● Exercise prompt
Below are the records. Count the lines containing the string "page", and reply with the number alone.

┄┄┄┄┄┄┄┄┄┄┄┄┄┄┄┄┄┄┄┄

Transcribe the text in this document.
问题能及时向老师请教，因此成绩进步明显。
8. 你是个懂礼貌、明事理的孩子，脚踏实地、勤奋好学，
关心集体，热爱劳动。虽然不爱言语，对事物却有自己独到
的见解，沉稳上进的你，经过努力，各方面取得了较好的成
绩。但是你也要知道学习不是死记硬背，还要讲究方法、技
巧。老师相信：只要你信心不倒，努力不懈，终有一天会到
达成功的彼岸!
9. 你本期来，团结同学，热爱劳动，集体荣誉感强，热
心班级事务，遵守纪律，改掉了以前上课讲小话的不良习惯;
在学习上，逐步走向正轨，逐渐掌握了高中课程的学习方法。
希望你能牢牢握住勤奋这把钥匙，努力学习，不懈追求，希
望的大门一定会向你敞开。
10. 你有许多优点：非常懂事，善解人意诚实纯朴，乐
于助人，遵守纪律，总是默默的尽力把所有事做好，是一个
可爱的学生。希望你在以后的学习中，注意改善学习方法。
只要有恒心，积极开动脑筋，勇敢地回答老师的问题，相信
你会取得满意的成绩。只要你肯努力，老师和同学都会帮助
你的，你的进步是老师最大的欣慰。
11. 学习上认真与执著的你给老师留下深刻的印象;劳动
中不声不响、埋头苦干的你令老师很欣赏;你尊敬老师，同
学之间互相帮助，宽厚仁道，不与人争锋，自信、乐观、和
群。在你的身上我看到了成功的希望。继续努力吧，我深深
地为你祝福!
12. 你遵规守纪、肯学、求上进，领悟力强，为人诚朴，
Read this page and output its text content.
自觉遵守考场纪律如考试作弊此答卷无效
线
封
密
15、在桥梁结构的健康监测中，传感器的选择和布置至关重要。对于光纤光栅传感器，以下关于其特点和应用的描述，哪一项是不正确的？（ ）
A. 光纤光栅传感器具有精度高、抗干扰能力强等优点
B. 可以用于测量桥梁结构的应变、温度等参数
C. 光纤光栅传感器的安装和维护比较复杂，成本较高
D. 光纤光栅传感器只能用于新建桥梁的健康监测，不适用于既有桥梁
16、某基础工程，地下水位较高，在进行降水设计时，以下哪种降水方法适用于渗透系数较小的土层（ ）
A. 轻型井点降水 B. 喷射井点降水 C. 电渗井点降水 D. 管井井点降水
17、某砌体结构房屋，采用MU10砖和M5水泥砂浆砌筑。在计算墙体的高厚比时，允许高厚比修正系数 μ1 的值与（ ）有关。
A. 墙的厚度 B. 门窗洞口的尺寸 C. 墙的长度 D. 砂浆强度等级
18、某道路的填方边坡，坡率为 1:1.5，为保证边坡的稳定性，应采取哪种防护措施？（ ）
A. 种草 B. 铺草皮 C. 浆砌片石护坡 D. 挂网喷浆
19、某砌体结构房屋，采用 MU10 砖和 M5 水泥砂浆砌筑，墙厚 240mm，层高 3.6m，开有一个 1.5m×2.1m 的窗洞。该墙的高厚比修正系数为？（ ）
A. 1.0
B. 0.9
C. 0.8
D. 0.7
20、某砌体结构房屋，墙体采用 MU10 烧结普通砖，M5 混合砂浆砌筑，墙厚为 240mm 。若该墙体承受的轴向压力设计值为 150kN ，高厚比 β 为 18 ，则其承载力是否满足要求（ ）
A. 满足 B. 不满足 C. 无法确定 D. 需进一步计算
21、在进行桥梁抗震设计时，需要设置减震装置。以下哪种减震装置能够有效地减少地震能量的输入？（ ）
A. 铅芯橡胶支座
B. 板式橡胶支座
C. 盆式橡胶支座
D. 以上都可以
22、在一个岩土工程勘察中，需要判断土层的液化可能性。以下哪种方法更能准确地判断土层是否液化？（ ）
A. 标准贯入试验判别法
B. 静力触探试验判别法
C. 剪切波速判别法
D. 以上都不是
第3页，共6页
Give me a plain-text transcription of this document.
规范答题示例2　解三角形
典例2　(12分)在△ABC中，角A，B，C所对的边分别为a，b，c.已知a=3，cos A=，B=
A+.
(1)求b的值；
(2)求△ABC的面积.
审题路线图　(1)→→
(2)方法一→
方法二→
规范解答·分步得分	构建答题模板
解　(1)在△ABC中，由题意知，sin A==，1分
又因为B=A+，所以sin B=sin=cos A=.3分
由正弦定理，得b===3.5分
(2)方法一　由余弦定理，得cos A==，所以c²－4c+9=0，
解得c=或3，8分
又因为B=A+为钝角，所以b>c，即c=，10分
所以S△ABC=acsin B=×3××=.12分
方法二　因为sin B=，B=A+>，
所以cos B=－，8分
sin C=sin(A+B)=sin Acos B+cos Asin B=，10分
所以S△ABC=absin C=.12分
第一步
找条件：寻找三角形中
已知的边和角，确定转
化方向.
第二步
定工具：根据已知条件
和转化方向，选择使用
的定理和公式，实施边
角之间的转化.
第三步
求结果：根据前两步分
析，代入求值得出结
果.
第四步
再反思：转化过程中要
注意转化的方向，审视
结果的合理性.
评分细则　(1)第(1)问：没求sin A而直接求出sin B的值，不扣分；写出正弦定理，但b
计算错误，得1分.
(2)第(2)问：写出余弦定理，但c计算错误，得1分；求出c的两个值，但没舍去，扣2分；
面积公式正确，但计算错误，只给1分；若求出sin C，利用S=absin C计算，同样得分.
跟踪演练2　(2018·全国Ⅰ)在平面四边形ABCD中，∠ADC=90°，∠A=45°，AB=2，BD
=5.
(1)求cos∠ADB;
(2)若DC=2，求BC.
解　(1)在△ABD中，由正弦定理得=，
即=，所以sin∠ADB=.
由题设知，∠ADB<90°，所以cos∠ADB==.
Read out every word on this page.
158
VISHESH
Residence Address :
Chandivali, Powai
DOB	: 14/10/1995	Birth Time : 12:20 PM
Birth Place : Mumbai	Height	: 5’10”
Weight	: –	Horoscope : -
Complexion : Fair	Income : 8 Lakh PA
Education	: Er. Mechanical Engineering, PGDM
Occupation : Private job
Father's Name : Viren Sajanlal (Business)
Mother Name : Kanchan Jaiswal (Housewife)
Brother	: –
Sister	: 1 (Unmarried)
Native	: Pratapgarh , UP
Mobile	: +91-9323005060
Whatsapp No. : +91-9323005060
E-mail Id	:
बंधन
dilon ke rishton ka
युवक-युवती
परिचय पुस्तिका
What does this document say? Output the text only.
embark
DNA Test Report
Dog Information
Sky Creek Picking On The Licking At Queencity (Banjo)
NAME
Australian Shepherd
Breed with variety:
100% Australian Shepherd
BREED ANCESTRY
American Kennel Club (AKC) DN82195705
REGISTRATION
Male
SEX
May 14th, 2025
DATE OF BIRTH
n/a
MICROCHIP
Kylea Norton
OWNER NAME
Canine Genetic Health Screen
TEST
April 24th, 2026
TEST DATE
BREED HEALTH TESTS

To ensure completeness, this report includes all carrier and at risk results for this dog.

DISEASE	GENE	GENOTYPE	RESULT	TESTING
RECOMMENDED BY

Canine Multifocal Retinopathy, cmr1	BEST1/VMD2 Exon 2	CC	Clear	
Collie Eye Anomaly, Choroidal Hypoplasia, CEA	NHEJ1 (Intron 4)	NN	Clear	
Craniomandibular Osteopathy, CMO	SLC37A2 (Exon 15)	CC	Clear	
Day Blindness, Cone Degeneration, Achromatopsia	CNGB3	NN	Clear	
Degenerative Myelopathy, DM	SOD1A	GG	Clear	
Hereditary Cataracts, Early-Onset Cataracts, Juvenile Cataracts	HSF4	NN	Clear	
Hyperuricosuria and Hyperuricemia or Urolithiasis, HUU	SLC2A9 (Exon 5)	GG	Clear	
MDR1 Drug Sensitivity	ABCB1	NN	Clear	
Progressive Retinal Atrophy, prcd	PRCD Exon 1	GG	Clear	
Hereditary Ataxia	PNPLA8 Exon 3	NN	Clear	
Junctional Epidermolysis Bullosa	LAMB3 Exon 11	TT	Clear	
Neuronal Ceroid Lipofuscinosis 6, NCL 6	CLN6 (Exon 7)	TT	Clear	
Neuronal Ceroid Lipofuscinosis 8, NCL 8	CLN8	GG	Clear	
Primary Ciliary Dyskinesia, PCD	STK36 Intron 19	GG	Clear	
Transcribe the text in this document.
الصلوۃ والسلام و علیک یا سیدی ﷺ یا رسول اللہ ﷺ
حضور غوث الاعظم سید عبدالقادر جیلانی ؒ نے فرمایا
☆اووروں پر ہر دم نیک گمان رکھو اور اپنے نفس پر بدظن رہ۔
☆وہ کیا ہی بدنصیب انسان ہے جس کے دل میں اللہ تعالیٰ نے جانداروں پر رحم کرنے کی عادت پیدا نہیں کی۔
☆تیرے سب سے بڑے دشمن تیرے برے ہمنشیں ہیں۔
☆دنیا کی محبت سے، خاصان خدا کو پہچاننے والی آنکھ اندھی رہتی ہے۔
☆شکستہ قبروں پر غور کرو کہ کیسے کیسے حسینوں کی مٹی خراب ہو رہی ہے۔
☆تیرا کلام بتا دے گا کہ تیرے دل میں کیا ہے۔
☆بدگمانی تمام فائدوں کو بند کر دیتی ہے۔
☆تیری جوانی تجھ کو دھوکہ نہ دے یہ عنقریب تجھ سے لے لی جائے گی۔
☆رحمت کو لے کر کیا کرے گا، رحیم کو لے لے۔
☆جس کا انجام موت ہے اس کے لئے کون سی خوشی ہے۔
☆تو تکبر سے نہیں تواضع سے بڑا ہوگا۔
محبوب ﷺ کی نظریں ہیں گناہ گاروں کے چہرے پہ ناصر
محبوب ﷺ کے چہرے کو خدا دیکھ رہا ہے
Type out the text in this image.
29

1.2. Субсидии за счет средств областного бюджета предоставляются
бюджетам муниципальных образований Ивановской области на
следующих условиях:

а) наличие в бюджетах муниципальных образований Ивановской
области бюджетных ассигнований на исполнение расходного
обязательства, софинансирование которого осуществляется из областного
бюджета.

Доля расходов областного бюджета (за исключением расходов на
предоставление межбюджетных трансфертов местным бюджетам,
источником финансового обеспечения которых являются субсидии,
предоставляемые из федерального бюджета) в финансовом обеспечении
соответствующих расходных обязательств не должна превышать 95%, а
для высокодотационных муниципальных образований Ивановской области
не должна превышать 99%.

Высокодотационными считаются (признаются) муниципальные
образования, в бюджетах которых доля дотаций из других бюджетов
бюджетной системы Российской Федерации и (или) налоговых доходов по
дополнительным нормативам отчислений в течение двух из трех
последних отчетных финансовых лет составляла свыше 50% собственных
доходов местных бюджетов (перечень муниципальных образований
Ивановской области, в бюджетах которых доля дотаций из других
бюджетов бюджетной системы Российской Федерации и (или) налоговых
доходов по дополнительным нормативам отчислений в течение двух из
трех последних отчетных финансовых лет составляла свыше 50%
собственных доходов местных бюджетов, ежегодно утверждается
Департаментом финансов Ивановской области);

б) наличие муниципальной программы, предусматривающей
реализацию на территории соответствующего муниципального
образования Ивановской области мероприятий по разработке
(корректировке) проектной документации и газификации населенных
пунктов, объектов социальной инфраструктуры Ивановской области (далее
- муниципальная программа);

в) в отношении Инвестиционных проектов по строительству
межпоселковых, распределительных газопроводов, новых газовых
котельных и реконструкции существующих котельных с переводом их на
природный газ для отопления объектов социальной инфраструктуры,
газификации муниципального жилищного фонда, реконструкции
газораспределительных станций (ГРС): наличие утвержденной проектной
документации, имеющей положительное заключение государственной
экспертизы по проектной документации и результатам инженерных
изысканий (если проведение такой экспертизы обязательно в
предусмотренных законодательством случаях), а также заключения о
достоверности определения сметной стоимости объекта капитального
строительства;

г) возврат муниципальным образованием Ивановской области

┄┄┄┄┄┄┄┄┄┄┄┄┄┄┄┄┄┄┄┄

● Task solution
2